Task prompt
Give a bare count of the lines with "type" in the material below.

The data
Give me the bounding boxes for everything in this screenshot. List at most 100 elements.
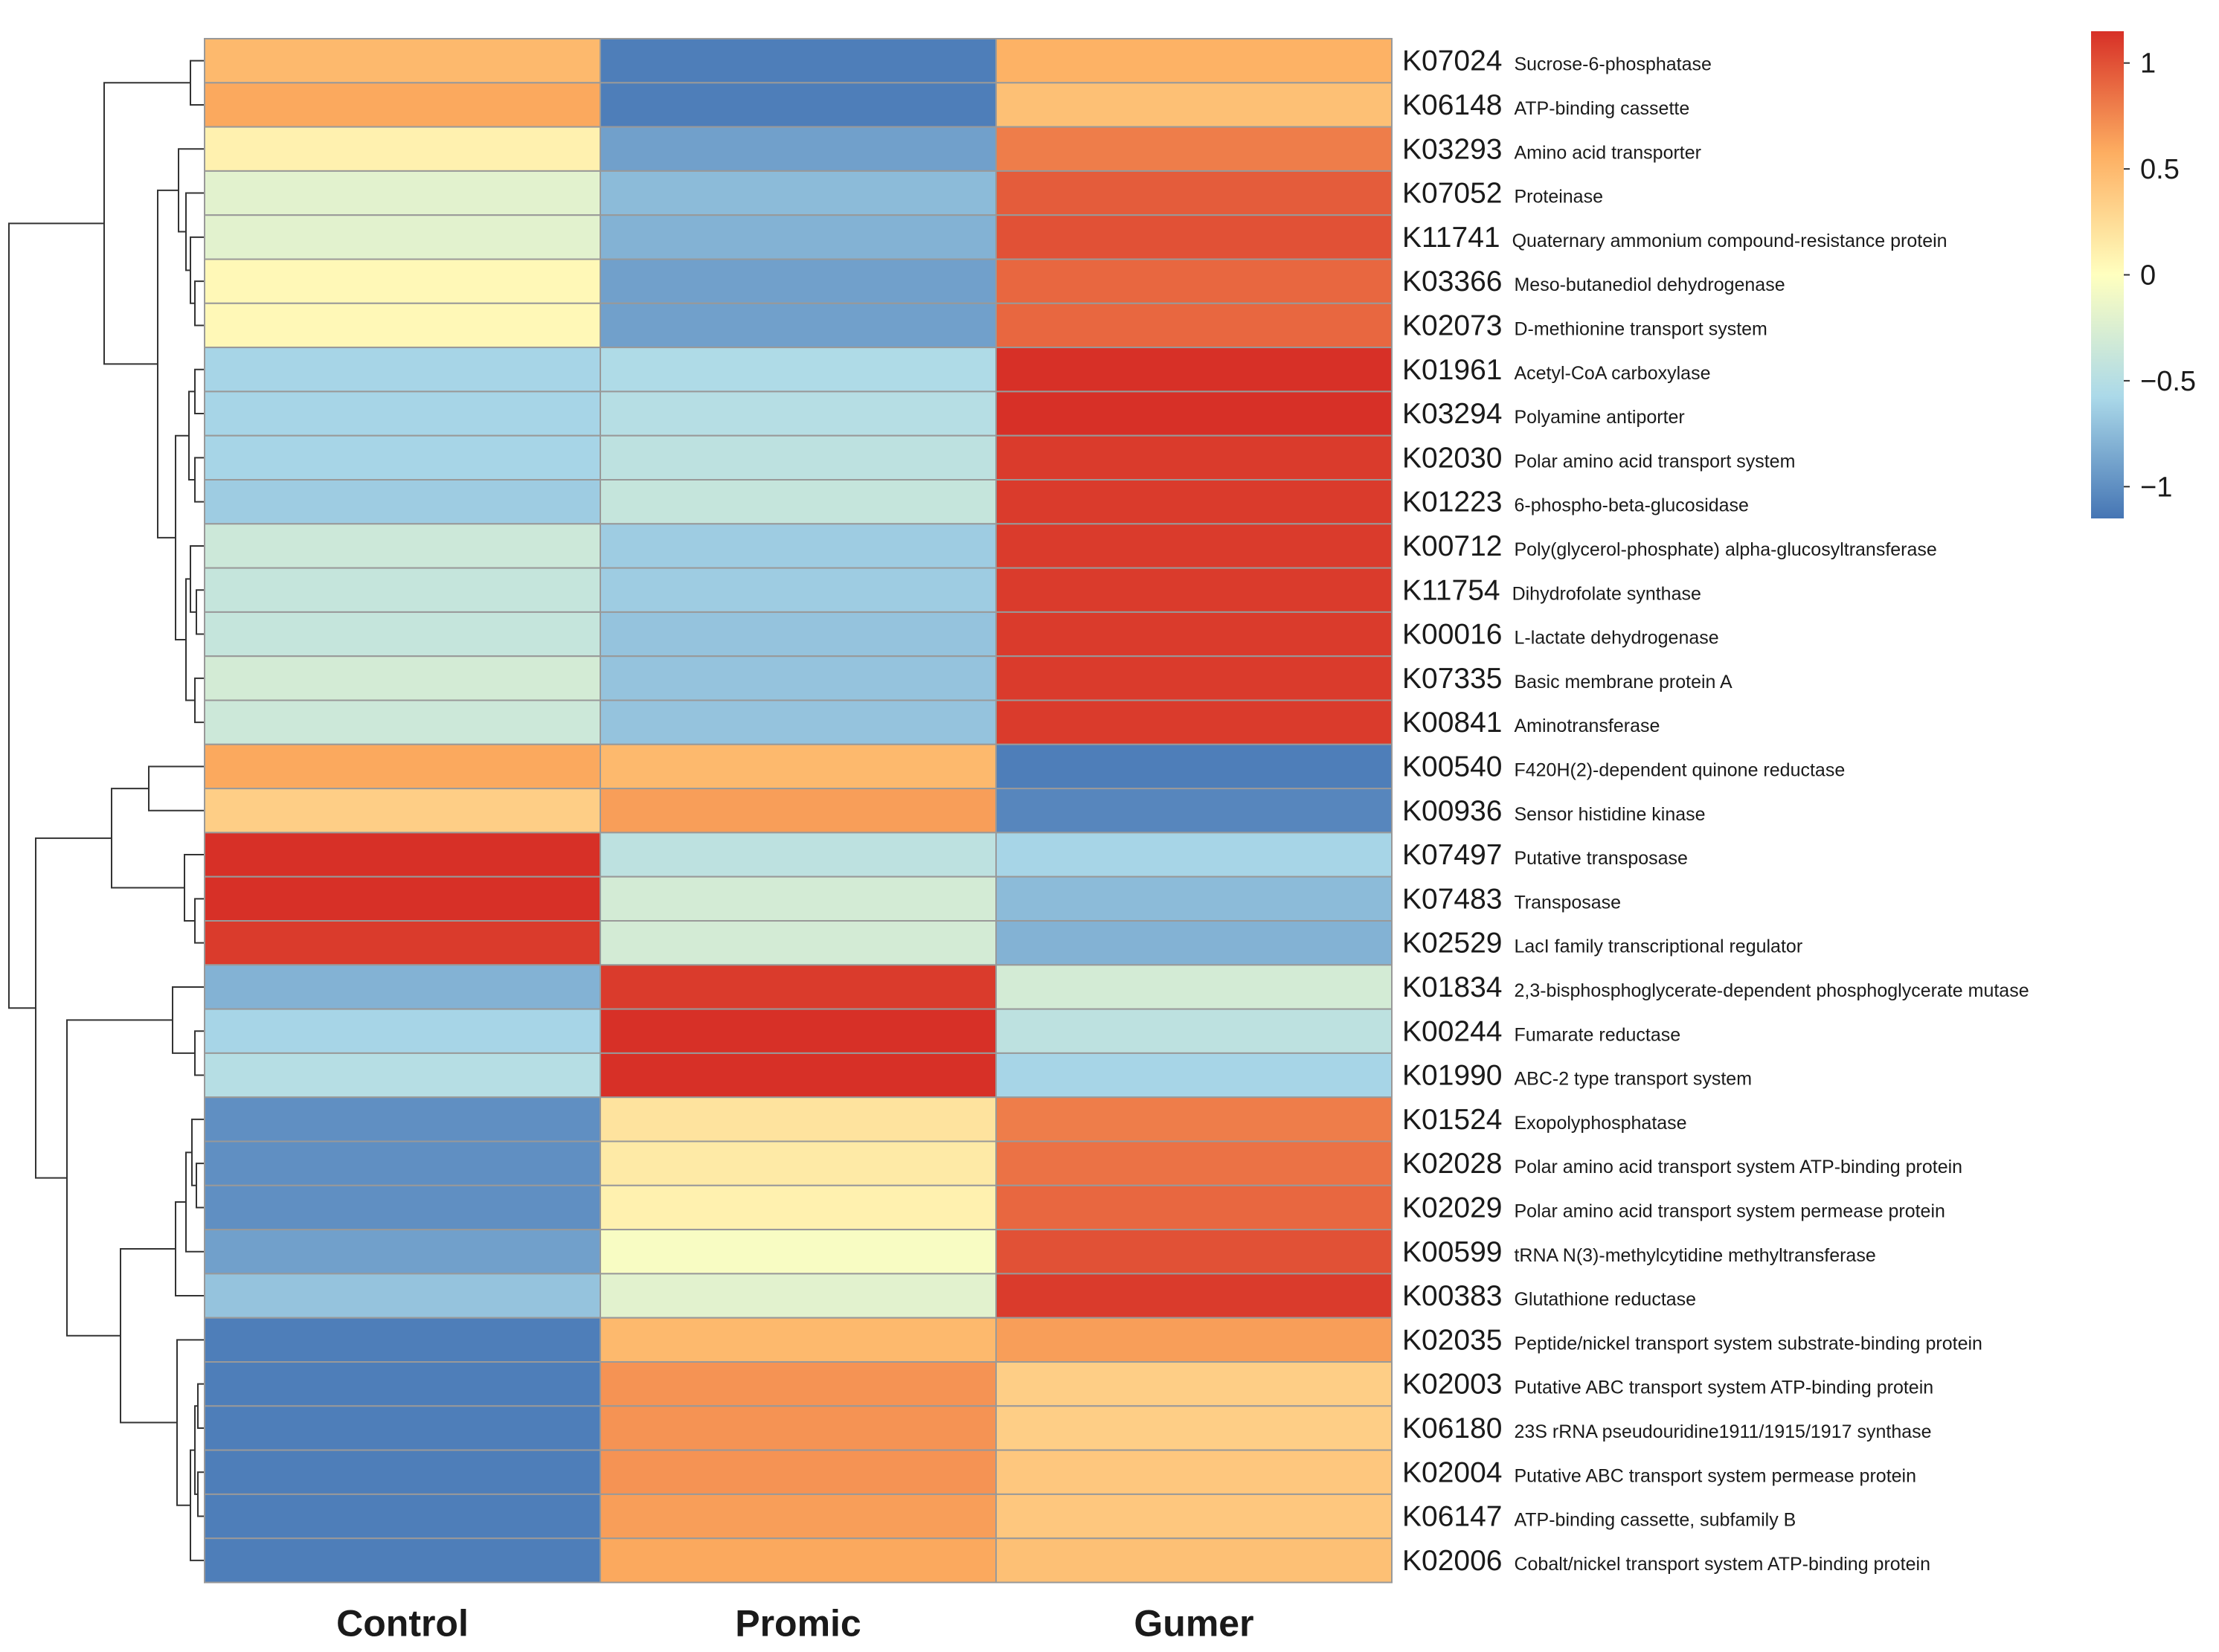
dendrogram-branch (197, 1383, 205, 1429)
legend-tick-label: 0 (2140, 260, 2156, 292)
column-label: Control (336, 1603, 469, 1645)
heatmap-cell (995, 1052, 1393, 1099)
heatmap-cell (995, 964, 1393, 1010)
heatmap-cell (600, 743, 997, 790)
heatmap-cell (995, 214, 1393, 260)
heatmap-cell (204, 434, 601, 481)
row-code: K00599 (1402, 1236, 1502, 1268)
heatmap-cell (600, 655, 997, 701)
row-label: K01990 ABC-2 type transport system (1402, 1060, 1752, 1092)
row-description: Dihydrofolate synthase (1512, 583, 1701, 604)
heatmap-cell (995, 1449, 1393, 1495)
row-code: K02028 (1402, 1148, 1502, 1180)
row-dendrogram (8, 60, 205, 1561)
heatmap-cell (600, 479, 997, 525)
dendrogram-branch (194, 368, 205, 415)
dendrogram-branch (194, 898, 205, 944)
heatmap-cell (204, 1405, 601, 1451)
row-description: Peptide/nickel transport system substrat… (1514, 1333, 1982, 1354)
row-code: K02035 (1402, 1324, 1502, 1356)
heatmap-cell (204, 302, 601, 349)
row-code: K01834 (1402, 971, 1502, 1003)
heatmap-cell (600, 964, 997, 1010)
heatmap-cell (995, 126, 1393, 172)
row-label: K00016 L-lactate dehydrogenase (1402, 619, 1719, 651)
row-code: K07335 (1402, 663, 1502, 695)
row-description: Polar amino acid transport system (1514, 451, 1795, 472)
row-label: K07052 Proteinase (1402, 178, 1603, 210)
dendrogram-branch (120, 1248, 177, 1424)
row-label: K00712 Poly(glycerol-phosphate) alpha-glu… (1402, 530, 1937, 562)
heatmap-cell (600, 1493, 997, 1540)
row-label: K01961 Acetyl-CoA carboxylase (1402, 354, 1710, 386)
heatmap-cell (600, 347, 997, 393)
row-label: K03293 Amino acid transporter (1402, 133, 1701, 165)
row-description: 23S rRNA pseudouridine1911/1915/1917 syn… (1514, 1421, 1931, 1442)
heatmap-cell (600, 38, 997, 84)
heatmap-cell (995, 1493, 1393, 1540)
row-description: Putative ABC transport system ATP-bindin… (1514, 1378, 1933, 1398)
heatmap-cell (204, 1537, 601, 1584)
row-label: K02529 LacI family transcriptional regula… (1402, 928, 1802, 960)
heatmap-cell (995, 82, 1393, 128)
heatmap-cell (204, 875, 601, 922)
heatmap-cell (204, 170, 601, 216)
row-label: K00936 Sensor histidine kinase (1402, 795, 1706, 827)
row-description: Polar amino acid transport system permea… (1514, 1201, 1945, 1221)
heatmap-cell (600, 258, 997, 304)
dendrogram-branch (175, 1201, 205, 1297)
heatmap-cell (600, 1361, 997, 1407)
row-description: Quaternary ammonium compound-resistance … (1512, 231, 1947, 251)
row-label: K07497 Putative transposase (1402, 839, 1688, 871)
row-description: Polyamine antiporter (1514, 407, 1684, 428)
row-label: K02003 Putative ABC transport system ATP-… (1402, 1369, 1933, 1401)
dendrogram-branch (172, 986, 205, 1054)
dendrogram-branch (194, 677, 205, 724)
heatmap-cell (204, 82, 601, 128)
dendrogram-branch (35, 837, 112, 1179)
heatmap-cell (995, 1096, 1393, 1142)
heatmap-cell (204, 964, 601, 1010)
row-label: K00841 Aminotransferase (1402, 707, 1660, 739)
heatmap-cell (600, 1273, 997, 1319)
row-label: K07483 Transposase (1402, 883, 1621, 915)
heatmap-cell (204, 1229, 601, 1275)
heatmap-cell (600, 1140, 997, 1186)
dendrogram-branch (8, 222, 104, 1009)
row-description: ABC-2 type transport system (1514, 1069, 1752, 1090)
row-label: K02073 D-methionine transport system (1402, 309, 1767, 341)
heatmap-cell (995, 875, 1393, 922)
heatmap-cell (995, 699, 1393, 745)
heatmap-cell (995, 1008, 1393, 1054)
heatmap-cell (600, 126, 997, 172)
heatmap-cell (600, 1096, 997, 1142)
row-description: Meso-butanediol dehydrogenase (1514, 274, 1785, 295)
row-code: K00936 (1402, 795, 1502, 827)
row-code: K06147 (1402, 1501, 1502, 1533)
row-label: K07335 Basic membrane protein A (1402, 663, 1733, 695)
heatmap-cell (600, 82, 997, 128)
row-code: K03294 (1402, 398, 1502, 430)
heatmap-cell (600, 1317, 997, 1363)
row-description: Fumarate reductase (1514, 1024, 1680, 1045)
heatmap-cell (600, 1229, 997, 1275)
row-code: K07483 (1402, 883, 1502, 915)
row-label: K02004 Putative ABC transport system perm… (1402, 1456, 1916, 1488)
dendrogram-branch (175, 434, 189, 640)
row-code: K00540 (1402, 751, 1502, 782)
row-code: K00383 (1402, 1280, 1502, 1312)
heatmap-cell (204, 126, 601, 172)
heatmap-cell (204, 1184, 601, 1231)
row-code: K00016 (1402, 619, 1502, 651)
heatmap-cell (204, 743, 601, 790)
row-code: K00244 (1402, 1015, 1502, 1047)
heatmap-cells (204, 38, 1393, 1584)
color-legend: 1 0.5 0 −0.5 −1 (2091, 31, 2196, 518)
row-description: F420H(2)-dependent quinone reductase (1514, 759, 1845, 780)
heatmap-cell (995, 1273, 1393, 1319)
row-code: K02006 (1402, 1545, 1502, 1577)
dendrogram-branch (190, 236, 205, 304)
heatmap-cell (204, 567, 601, 613)
row-description: Polar amino acid transport system ATP-bi… (1514, 1157, 1962, 1177)
row-code: K11741 (1402, 222, 1500, 254)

Answer space
2